▶ EXCERPTED DATA
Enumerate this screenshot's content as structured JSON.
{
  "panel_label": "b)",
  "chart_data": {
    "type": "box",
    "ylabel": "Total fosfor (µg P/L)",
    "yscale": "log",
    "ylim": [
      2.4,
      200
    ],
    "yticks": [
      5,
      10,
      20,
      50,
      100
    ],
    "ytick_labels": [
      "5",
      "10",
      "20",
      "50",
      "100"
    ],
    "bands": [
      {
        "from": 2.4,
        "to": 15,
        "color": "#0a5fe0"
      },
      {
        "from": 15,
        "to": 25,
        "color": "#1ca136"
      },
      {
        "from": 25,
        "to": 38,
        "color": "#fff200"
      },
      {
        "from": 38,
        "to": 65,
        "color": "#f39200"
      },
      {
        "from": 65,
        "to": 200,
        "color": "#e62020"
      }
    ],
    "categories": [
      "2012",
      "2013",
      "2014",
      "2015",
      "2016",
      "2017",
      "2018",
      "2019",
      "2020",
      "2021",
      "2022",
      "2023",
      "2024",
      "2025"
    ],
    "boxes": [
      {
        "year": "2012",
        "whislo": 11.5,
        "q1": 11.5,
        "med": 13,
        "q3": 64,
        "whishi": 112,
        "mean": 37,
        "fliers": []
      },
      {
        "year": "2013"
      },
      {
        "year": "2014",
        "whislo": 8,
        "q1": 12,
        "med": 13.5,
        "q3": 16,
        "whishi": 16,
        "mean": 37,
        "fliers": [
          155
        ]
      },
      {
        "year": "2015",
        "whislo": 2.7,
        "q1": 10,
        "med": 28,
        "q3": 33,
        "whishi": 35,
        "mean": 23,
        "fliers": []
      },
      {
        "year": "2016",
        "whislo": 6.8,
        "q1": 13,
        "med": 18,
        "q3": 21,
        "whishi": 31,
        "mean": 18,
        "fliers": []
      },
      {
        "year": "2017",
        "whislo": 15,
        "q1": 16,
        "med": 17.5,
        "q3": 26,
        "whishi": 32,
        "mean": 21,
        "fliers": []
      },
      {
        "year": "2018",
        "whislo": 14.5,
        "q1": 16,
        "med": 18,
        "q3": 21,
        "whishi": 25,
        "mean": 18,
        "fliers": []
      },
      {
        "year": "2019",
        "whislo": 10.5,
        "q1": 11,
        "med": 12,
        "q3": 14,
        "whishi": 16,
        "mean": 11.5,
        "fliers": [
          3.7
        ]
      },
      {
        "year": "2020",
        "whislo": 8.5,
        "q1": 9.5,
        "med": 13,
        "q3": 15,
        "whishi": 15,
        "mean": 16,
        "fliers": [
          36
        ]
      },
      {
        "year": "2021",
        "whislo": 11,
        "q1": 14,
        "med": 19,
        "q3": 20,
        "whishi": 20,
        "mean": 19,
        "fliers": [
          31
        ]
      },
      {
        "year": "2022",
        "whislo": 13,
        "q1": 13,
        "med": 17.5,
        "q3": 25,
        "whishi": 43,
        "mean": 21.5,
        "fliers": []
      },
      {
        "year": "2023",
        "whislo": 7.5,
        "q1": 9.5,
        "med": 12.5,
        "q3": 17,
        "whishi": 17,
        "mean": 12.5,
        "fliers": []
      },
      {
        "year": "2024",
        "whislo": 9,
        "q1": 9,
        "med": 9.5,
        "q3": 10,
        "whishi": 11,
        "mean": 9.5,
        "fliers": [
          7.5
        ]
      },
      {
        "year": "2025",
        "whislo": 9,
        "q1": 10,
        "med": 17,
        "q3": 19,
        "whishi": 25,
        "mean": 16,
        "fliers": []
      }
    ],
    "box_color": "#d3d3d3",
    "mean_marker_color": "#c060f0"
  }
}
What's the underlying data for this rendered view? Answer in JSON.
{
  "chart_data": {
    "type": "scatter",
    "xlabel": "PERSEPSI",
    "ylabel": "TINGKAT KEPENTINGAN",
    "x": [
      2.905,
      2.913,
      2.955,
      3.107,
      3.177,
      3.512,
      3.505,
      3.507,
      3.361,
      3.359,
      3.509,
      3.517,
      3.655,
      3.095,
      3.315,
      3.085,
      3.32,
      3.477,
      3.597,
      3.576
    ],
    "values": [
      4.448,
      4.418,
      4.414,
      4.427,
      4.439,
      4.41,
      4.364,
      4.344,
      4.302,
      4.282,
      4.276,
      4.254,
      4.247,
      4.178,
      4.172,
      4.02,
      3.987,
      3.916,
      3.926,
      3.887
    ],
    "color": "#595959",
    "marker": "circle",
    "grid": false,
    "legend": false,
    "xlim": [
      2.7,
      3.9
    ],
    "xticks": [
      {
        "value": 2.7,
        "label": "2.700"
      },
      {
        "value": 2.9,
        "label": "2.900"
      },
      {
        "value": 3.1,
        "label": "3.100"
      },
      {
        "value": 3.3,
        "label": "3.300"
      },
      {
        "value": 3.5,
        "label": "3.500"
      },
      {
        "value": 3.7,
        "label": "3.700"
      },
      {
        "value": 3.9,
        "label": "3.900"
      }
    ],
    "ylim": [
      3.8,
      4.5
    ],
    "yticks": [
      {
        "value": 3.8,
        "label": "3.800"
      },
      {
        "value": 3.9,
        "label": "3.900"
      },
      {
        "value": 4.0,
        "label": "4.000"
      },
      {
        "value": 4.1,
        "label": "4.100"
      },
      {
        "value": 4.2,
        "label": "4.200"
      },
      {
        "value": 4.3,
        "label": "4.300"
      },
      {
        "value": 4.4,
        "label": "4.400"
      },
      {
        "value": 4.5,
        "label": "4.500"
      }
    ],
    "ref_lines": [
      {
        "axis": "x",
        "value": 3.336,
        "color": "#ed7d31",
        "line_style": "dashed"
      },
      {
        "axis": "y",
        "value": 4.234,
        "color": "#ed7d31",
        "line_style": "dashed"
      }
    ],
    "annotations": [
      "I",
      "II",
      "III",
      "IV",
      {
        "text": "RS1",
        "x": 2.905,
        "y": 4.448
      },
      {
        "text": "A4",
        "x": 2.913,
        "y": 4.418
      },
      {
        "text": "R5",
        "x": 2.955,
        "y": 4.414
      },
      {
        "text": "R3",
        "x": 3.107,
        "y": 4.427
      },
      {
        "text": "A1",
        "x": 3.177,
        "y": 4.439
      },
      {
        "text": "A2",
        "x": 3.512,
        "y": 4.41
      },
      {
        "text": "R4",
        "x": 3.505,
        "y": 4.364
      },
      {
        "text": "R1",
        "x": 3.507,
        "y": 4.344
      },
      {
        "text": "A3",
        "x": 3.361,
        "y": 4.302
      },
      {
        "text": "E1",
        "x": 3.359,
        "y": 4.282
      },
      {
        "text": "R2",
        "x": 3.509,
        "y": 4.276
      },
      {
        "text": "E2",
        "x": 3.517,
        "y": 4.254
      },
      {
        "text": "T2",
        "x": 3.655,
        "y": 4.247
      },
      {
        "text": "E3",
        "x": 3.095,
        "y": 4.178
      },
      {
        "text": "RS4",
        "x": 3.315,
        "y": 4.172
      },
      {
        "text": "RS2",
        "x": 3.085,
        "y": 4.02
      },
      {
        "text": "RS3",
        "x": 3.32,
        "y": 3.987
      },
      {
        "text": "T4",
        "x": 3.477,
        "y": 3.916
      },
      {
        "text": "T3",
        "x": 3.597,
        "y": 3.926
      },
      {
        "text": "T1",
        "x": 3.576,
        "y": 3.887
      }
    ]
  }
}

▶ REQUEST
Word for word, restate all of the data shown above.

▶ TASK ANSWER
Enumerate this screenshot's content as structured JSON.
{
  "panel_label": "b)",
  "chart_data": {
    "type": "box",
    "ylabel": "Total fosfor (µg P/L)",
    "yscale": "log",
    "ylim": [
      2.4,
      200
    ],
    "yticks": [
      5,
      10,
      20,
      50,
      100
    ],
    "ytick_labels": [
      "5",
      "10",
      "20",
      "50",
      "100"
    ],
    "bands": [
      {
        "from": 2.4,
        "to": 15,
        "color": "#0a5fe0"
      },
      {
        "from": 15,
        "to": 25,
        "color": "#1ca136"
      },
      {
        "from": 25,
        "to": 38,
        "color": "#fff200"
      },
      {
        "from": 38,
        "to": 65,
        "color": "#f39200"
      },
      {
        "from": 65,
        "to": 200,
        "color": "#e62020"
      }
    ],
    "categories": [
      "2012",
      "2013",
      "2014",
      "2015",
      "2016",
      "2017",
      "2018",
      "2019",
      "2020",
      "2021",
      "2022",
      "2023",
      "2024",
      "2025"
    ],
    "boxes": [
      {
        "year": "2012",
        "whislo": 11.5,
        "q1": 11.5,
        "med": 13,
        "q3": 64,
        "whishi": 112,
        "mean": 37,
        "fliers": []
      },
      {
        "year": "2013"
      },
      {
        "year": "2014",
        "whislo": 8,
        "q1": 12,
        "med": 13.5,
        "q3": 16,
        "whishi": 16,
        "mean": 37,
        "fliers": [
          155
        ]
      },
      {
        "year": "2015",
        "whislo": 2.7,
        "q1": 10,
        "med": 28,
        "q3": 33,
        "whishi": 35,
        "mean": 23,
        "fliers": []
      },
      {
        "year": "2016",
        "whislo": 6.8,
        "q1": 13,
        "med": 18,
        "q3": 21,
        "whishi": 31,
        "mean": 18,
        "fliers": []
      },
      {
        "year": "2017",
        "whislo": 15,
        "q1": 16,
        "med": 17.5,
        "q3": 26,
        "whishi": 32,
        "mean": 21,
        "fliers": []
      },
      {
        "year": "2018",
        "whislo": 14.5,
        "q1": 16,
        "med": 18,
        "q3": 21,
        "whishi": 25,
        "mean": 18,
        "fliers": []
      },
      {
        "year": "2019",
        "whislo": 10.5,
        "q1": 11,
        "med": 12,
        "q3": 14,
        "whishi": 16,
        "mean": 11.5,
        "fliers": [
          3.7
        ]
      },
      {
        "year": "2020",
        "whislo": 8.5,
        "q1": 9.5,
        "med": 13,
        "q3": 15,
        "whishi": 15,
        "mean": 16,
        "fliers": [
          36
        ]
      },
      {
        "year": "2021",
        "whislo": 11,
        "q1": 14,
        "med": 19,
        "q3": 20,
        "whishi": 20,
        "mean": 19,
        "fliers": [
          31
        ]
      },
      {
        "year": "2022",
        "whislo": 13,
        "q1": 13,
        "med": 17.5,
        "q3": 25,
        "whishi": 43,
        "mean": 21.5,
        "fliers": []
      },
      {
        "year": "2023",
        "whislo": 7.5,
        "q1": 9.5,
        "med": 12.5,
        "q3": 17,
        "whishi": 17,
        "mean": 12.5,
        "fliers": []
      },
      {
        "year": "2024",
        "whislo": 9,
        "q1": 9,
        "med": 9.5,
        "q3": 10,
        "whishi": 11,
        "mean": 9.5,
        "fliers": [
          7.5
        ]
      },
      {
        "year": "2025",
        "whislo": 9,
        "q1": 10,
        "med": 17,
        "q3": 19,
        "whishi": 25,
        "mean": 16,
        "fliers": []
      }
    ],
    "box_color": "#d3d3d3",
    "mean_marker_color": "#c060f0"
  }
}
What's the underlying data for this rendered view? Answer in JSON.
{
  "chart_data": {
    "type": "scatter",
    "xlabel": "PERSEPSI",
    "ylabel": "TINGKAT KEPENTINGAN",
    "x": [
      2.905,
      2.913,
      2.955,
      3.107,
      3.177,
      3.512,
      3.505,
      3.507,
      3.361,
      3.359,
      3.509,
      3.517,
      3.655,
      3.095,
      3.315,
      3.085,
      3.32,
      3.477,
      3.597,
      3.576
    ],
    "values": [
      4.448,
      4.418,
      4.414,
      4.427,
      4.439,
      4.41,
      4.364,
      4.344,
      4.302,
      4.282,
      4.276,
      4.254,
      4.247,
      4.178,
      4.172,
      4.02,
      3.987,
      3.916,
      3.926,
      3.887
    ],
    "color": "#595959",
    "marker": "circle",
    "grid": false,
    "legend": false,
    "xlim": [
      2.7,
      3.9
    ],
    "xticks": [
      {
        "value": 2.7,
        "label": "2.700"
      },
      {
        "value": 2.9,
        "label": "2.900"
      },
      {
        "value": 3.1,
        "label": "3.100"
      },
      {
        "value": 3.3,
        "label": "3.300"
      },
      {
        "value": 3.5,
        "label": "3.500"
      },
      {
        "value": 3.7,
        "label": "3.700"
      },
      {
        "value": 3.9,
        "label": "3.900"
      }
    ],
    "ylim": [
      3.8,
      4.5
    ],
    "yticks": [
      {
        "value": 3.8,
        "label": "3.800"
      },
      {
        "value": 3.9,
        "label": "3.900"
      },
      {
        "value": 4.0,
        "label": "4.000"
      },
      {
        "value": 4.1,
        "label": "4.100"
      },
      {
        "value": 4.2,
        "label": "4.200"
      },
      {
        "value": 4.3,
        "label": "4.300"
      },
      {
        "value": 4.4,
        "label": "4.400"
      },
      {
        "value": 4.5,
        "label": "4.500"
      }
    ],
    "ref_lines": [
      {
        "axis": "x",
        "value": 3.336,
        "color": "#ed7d31",
        "line_style": "dashed"
      },
      {
        "axis": "y",
        "value": 4.234,
        "color": "#ed7d31",
        "line_style": "dashed"
      }
    ],
    "annotations": [
      "I",
      "II",
      "III",
      "IV",
      {
        "text": "RS1",
        "x": 2.905,
        "y": 4.448
      },
      {
        "text": "A4",
        "x": 2.913,
        "y": 4.418
      },
      {
        "text": "R5",
        "x": 2.955,
        "y": 4.414
      },
      {
        "text": "R3",
        "x": 3.107,
        "y": 4.427
      },
      {
        "text": "A1",
        "x": 3.177,
        "y": 4.439
      },
      {
        "text": "A2",
        "x": 3.512,
        "y": 4.41
      },
      {
        "text": "R4",
        "x": 3.505,
        "y": 4.364
      },
      {
        "text": "R1",
        "x": 3.507,
        "y": 4.344
      },
      {
        "text": "A3",
        "x": 3.361,
        "y": 4.302
      },
      {
        "text": "E1",
        "x": 3.359,
        "y": 4.282
      },
      {
        "text": "R2",
        "x": 3.509,
        "y": 4.276
      },
      {
        "text": "E2",
        "x": 3.517,
        "y": 4.254
      },
      {
        "text": "T2",
        "x": 3.655,
        "y": 4.247
      },
      {
        "text": "E3",
        "x": 3.095,
        "y": 4.178
      },
      {
        "text": "RS4",
        "x": 3.315,
        "y": 4.172
      },
      {
        "text": "RS2",
        "x": 3.085,
        "y": 4.02
      },
      {
        "text": "RS3",
        "x": 3.32,
        "y": 3.987
      },
      {
        "text": "T4",
        "x": 3.477,
        "y": 3.916
      },
      {
        "text": "T3",
        "x": 3.597,
        "y": 3.926
      },
      {
        "text": "T1",
        "x": 3.576,
        "y": 3.887
      }
    ]
  }
}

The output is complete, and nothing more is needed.